▶ Exercise details
Pictures do not belong in the copy; quote every entry below exactly.
_ _ _ _ _ _ _
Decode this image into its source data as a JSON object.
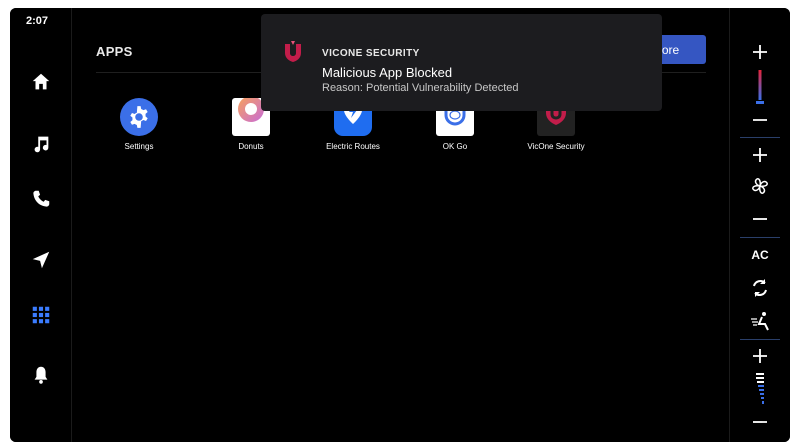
{
  "status": {
    "time": "2:07"
  },
  "header": {
    "title": "APPS",
    "store_button": "App Store"
  },
  "apps": [
    {
      "label": "Settings",
      "icon": "settings-gear-icon"
    },
    {
      "label": "Donuts",
      "icon": "donut-icon"
    },
    {
      "label": "Electric Routes",
      "icon": "electric-routes-icon"
    },
    {
      "label": "OK Go",
      "icon": "ok-go-icon"
    },
    {
      "label": "VicOne Security",
      "icon": "vicone-shield-icon"
    }
  ],
  "notification": {
    "source": "VICONE SECURITY",
    "title": "Malicious App Blocked",
    "reason": "Reason: Potential Vulnerability Detected"
  },
  "climate": {
    "ac_label": "AC"
  },
  "colors": {
    "accent": "#3556c2",
    "brand": "#c21d4a",
    "active_nav": "#3b7cff"
  }
}
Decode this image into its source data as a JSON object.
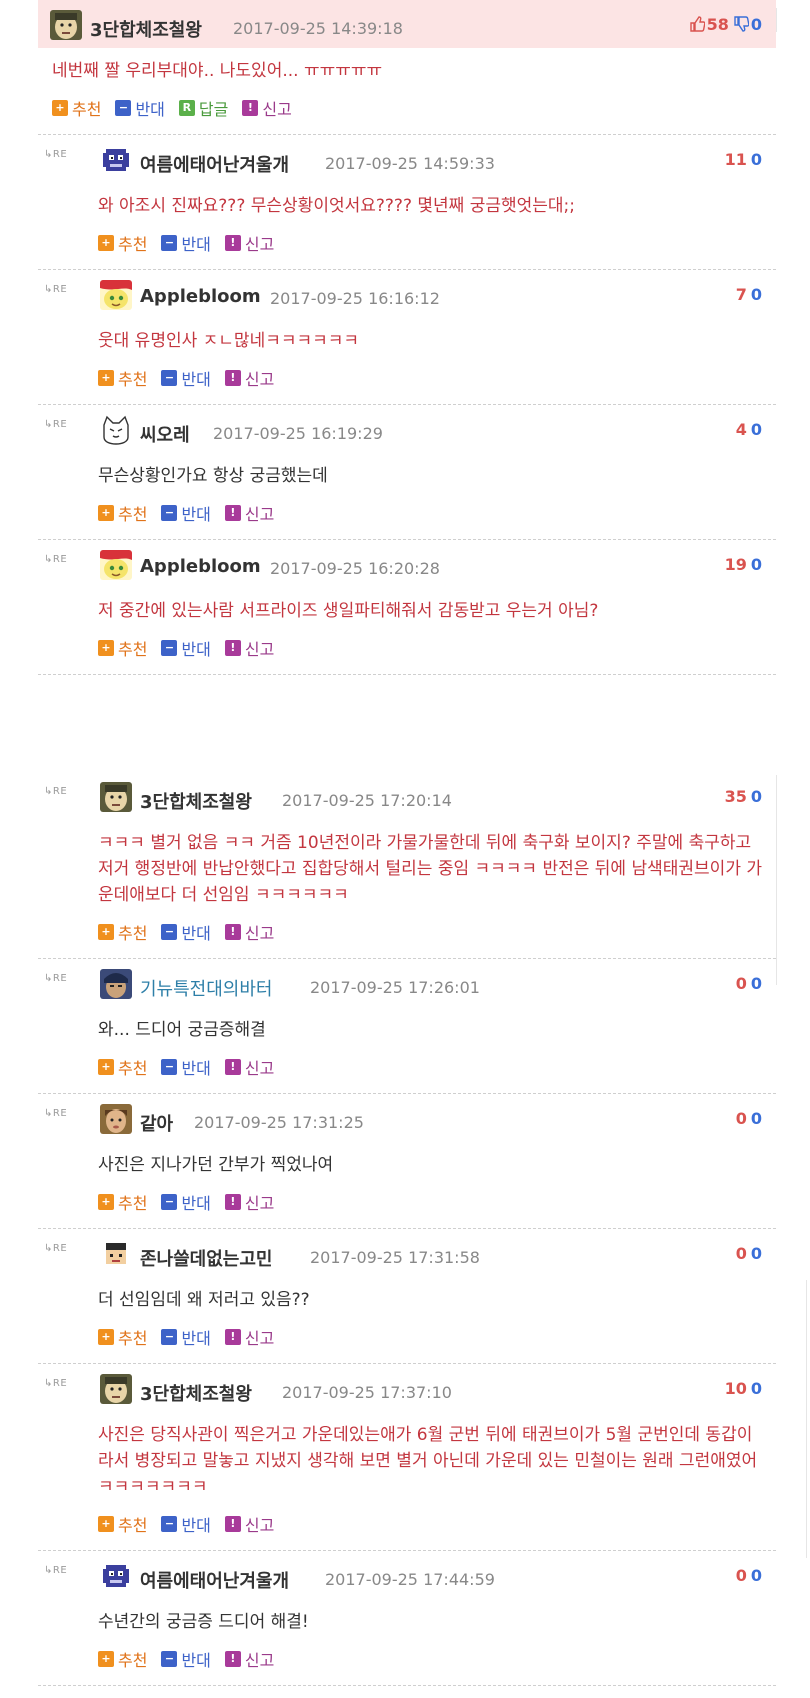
{
  "labels": {
    "recommend": "추천",
    "oppose": "반대",
    "answer": "답글",
    "report": "신고",
    "re": "RE"
  },
  "colors": {
    "top_bg": "#fce4e4",
    "comment_red": "#c3363f",
    "recommend": "#f0901e",
    "oppose": "#3d62c8",
    "answer": "#5bb04a",
    "report": "#a83a9a"
  },
  "comments": [
    {
      "nick": "3단합체조철왕",
      "date": "2017-09-25 14:39:18",
      "up": "58",
      "down": "0",
      "text": "네번째 짤 우리부대야.. 나도있어... ㅠㅠㅠㅠㅠ",
      "avatar": "default-face-icon"
    },
    {
      "nick": "여름에태어난겨울개",
      "date": "2017-09-25 14:59:33",
      "up": "11",
      "down": "0",
      "text": "와 아조시 진짜요??? 무슨상황이엇서요???? 몇년째 궁금햇엇는대;;",
      "avatar": "pixel-character-icon"
    },
    {
      "nick": "Applebloom",
      "date": "2017-09-25 16:16:12",
      "up": "7",
      "down": "0",
      "text": "웃대 유명인사 ㅈㄴ많네ㅋㅋㅋㅋㅋㅋ",
      "avatar": "pony-icon"
    },
    {
      "nick": "씨오레",
      "date": "2017-09-25 16:19:29",
      "up": "4",
      "down": "0",
      "text": "무슨상황인가요 항상 궁금했는데",
      "avatar": "cat-face-icon"
    },
    {
      "nick": "Applebloom",
      "date": "2017-09-25 16:20:28",
      "up": "19",
      "down": "0",
      "text": "저 중간에 있는사람 서프라이즈 생일파티해줘서 감동받고 우는거 아님?",
      "avatar": "pony-icon"
    },
    {
      "nick": "3단합체조철왕",
      "date": "2017-09-25 17:20:14",
      "up": "35",
      "down": "0",
      "text": "ㅋㅋㅋ 별거 없음 ㅋㅋ 거즘 10년전이라 가물가물한데 뒤에 축구화 보이지? 주말에 축구하고 저거 행정반에 반납안했다고 집합당해서 털리는 중임 ㅋㅋㅋㅋ 반전은 뒤에 남색태권브이가 가운데애보다 더 선임임 ㅋㅋㅋㅋㅋㅋ",
      "avatar": "default-face-icon"
    },
    {
      "nick": "기뉴특전대의바터",
      "date": "2017-09-25 17:26:01",
      "up": "0",
      "down": "0",
      "text": "와... 드디어 궁금증해결",
      "avatar": "anime-character-icon"
    },
    {
      "nick": "같아",
      "date": "2017-09-25 17:31:25",
      "up": "0",
      "down": "0",
      "text": "사진은 지나가던 간부가 찍었나여",
      "avatar": "photo-face-icon"
    },
    {
      "nick": "존나쓸데없는고민",
      "date": "2017-09-25 17:31:58",
      "up": "0",
      "down": "0",
      "text": "더 선임임데 왜 저러고 있음??",
      "avatar": "pixel-boy-icon"
    },
    {
      "nick": "3단합체조철왕",
      "date": "2017-09-25 17:37:10",
      "up": "10",
      "down": "0",
      "text": "사진은 당직사관이 찍은거고 가운데있는애가 6월 군번 뒤에 태권브이가 5월 군번인데 동갑이라서 병장되고 말놓고 지냈지 생각해 보면 별거 아닌데 가운데 있는 민철이는 원래 그런애였어 ㅋㅋㅋㅋㅋㅋㅋ",
      "avatar": "default-face-icon"
    },
    {
      "nick": "여름에태어난겨울개",
      "date": "2017-09-25 17:44:59",
      "up": "0",
      "down": "0",
      "text": "수년간의 궁금증 드디어 해결!",
      "avatar": "pixel-character-icon"
    }
  ]
}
_ _ _ _ _ _ _
▶ Answer to the exercise
Decode this image into its source data as a JSON object.
{
  "status": {
    "time": "2:07"
  },
  "header": {
    "title": "APPS",
    "store_button": "App Store"
  },
  "apps": [
    {
      "label": "Settings",
      "icon": "settings-gear-icon"
    },
    {
      "label": "Donuts",
      "icon": "donut-icon"
    },
    {
      "label": "Electric Routes",
      "icon": "electric-routes-icon"
    },
    {
      "label": "OK Go",
      "icon": "ok-go-icon"
    },
    {
      "label": "VicOne Security",
      "icon": "vicone-shield-icon"
    }
  ],
  "notification": {
    "source": "VICONE SECURITY",
    "title": "Malicious App Blocked",
    "reason": "Reason: Potential Vulnerability Detected"
  },
  "climate": {
    "ac_label": "AC"
  },
  "colors": {
    "accent": "#3556c2",
    "brand": "#c21d4a",
    "active_nav": "#3b7cff"
  }
}
Decode this image into its source data as a JSON object.
{
  "labels": {
    "recommend": "추천",
    "oppose": "반대",
    "answer": "답글",
    "report": "신고",
    "re": "RE"
  },
  "colors": {
    "top_bg": "#fce4e4",
    "comment_red": "#c3363f",
    "recommend": "#f0901e",
    "oppose": "#3d62c8",
    "answer": "#5bb04a",
    "report": "#a83a9a"
  },
  "comments": [
    {
      "nick": "3단합체조철왕",
      "date": "2017-09-25 14:39:18",
      "up": "58",
      "down": "0",
      "text": "네번째 짤 우리부대야.. 나도있어... ㅠㅠㅠㅠㅠ",
      "avatar": "default-face-icon"
    },
    {
      "nick": "여름에태어난겨울개",
      "date": "2017-09-25 14:59:33",
      "up": "11",
      "down": "0",
      "text": "와 아조시 진짜요??? 무슨상황이엇서요???? 몇년째 궁금햇엇는대;;",
      "avatar": "pixel-character-icon"
    },
    {
      "nick": "Applebloom",
      "date": "2017-09-25 16:16:12",
      "up": "7",
      "down": "0",
      "text": "웃대 유명인사 ㅈㄴ많네ㅋㅋㅋㅋㅋㅋ",
      "avatar": "pony-icon"
    },
    {
      "nick": "씨오레",
      "date": "2017-09-25 16:19:29",
      "up": "4",
      "down": "0",
      "text": "무슨상황인가요 항상 궁금했는데",
      "avatar": "cat-face-icon"
    },
    {
      "nick": "Applebloom",
      "date": "2017-09-25 16:20:28",
      "up": "19",
      "down": "0",
      "text": "저 중간에 있는사람 서프라이즈 생일파티해줘서 감동받고 우는거 아님?",
      "avatar": "pony-icon"
    },
    {
      "nick": "3단합체조철왕",
      "date": "2017-09-25 17:20:14",
      "up": "35",
      "down": "0",
      "text": "ㅋㅋㅋ 별거 없음 ㅋㅋ 거즘 10년전이라 가물가물한데 뒤에 축구화 보이지? 주말에 축구하고 저거 행정반에 반납안했다고 집합당해서 털리는 중임 ㅋㅋㅋㅋ 반전은 뒤에 남색태권브이가 가운데애보다 더 선임임 ㅋㅋㅋㅋㅋㅋ",
      "avatar": "default-face-icon"
    },
    {
      "nick": "기뉴특전대의바터",
      "date": "2017-09-25 17:26:01",
      "up": "0",
      "down": "0",
      "text": "와... 드디어 궁금증해결",
      "avatar": "anime-character-icon"
    },
    {
      "nick": "같아",
      "date": "2017-09-25 17:31:25",
      "up": "0",
      "down": "0",
      "text": "사진은 지나가던 간부가 찍었나여",
      "avatar": "photo-face-icon"
    },
    {
      "nick": "존나쓸데없는고민",
      "date": "2017-09-25 17:31:58",
      "up": "0",
      "down": "0",
      "text": "더 선임임데 왜 저러고 있음??",
      "avatar": "pixel-boy-icon"
    },
    {
      "nick": "3단합체조철왕",
      "date": "2017-09-25 17:37:10",
      "up": "10",
      "down": "0",
      "text": "사진은 당직사관이 찍은거고 가운데있는애가 6월 군번 뒤에 태권브이가 5월 군번인데 동갑이라서 병장되고 말놓고 지냈지 생각해 보면 별거 아닌데 가운데 있는 민철이는 원래 그런애였어 ㅋㅋㅋㅋㅋㅋㅋ",
      "avatar": "default-face-icon"
    },
    {
      "nick": "여름에태어난겨울개",
      "date": "2017-09-25 17:44:59",
      "up": "0",
      "down": "0",
      "text": "수년간의 궁금증 드디어 해결!",
      "avatar": "pixel-character-icon"
    }
  ]
}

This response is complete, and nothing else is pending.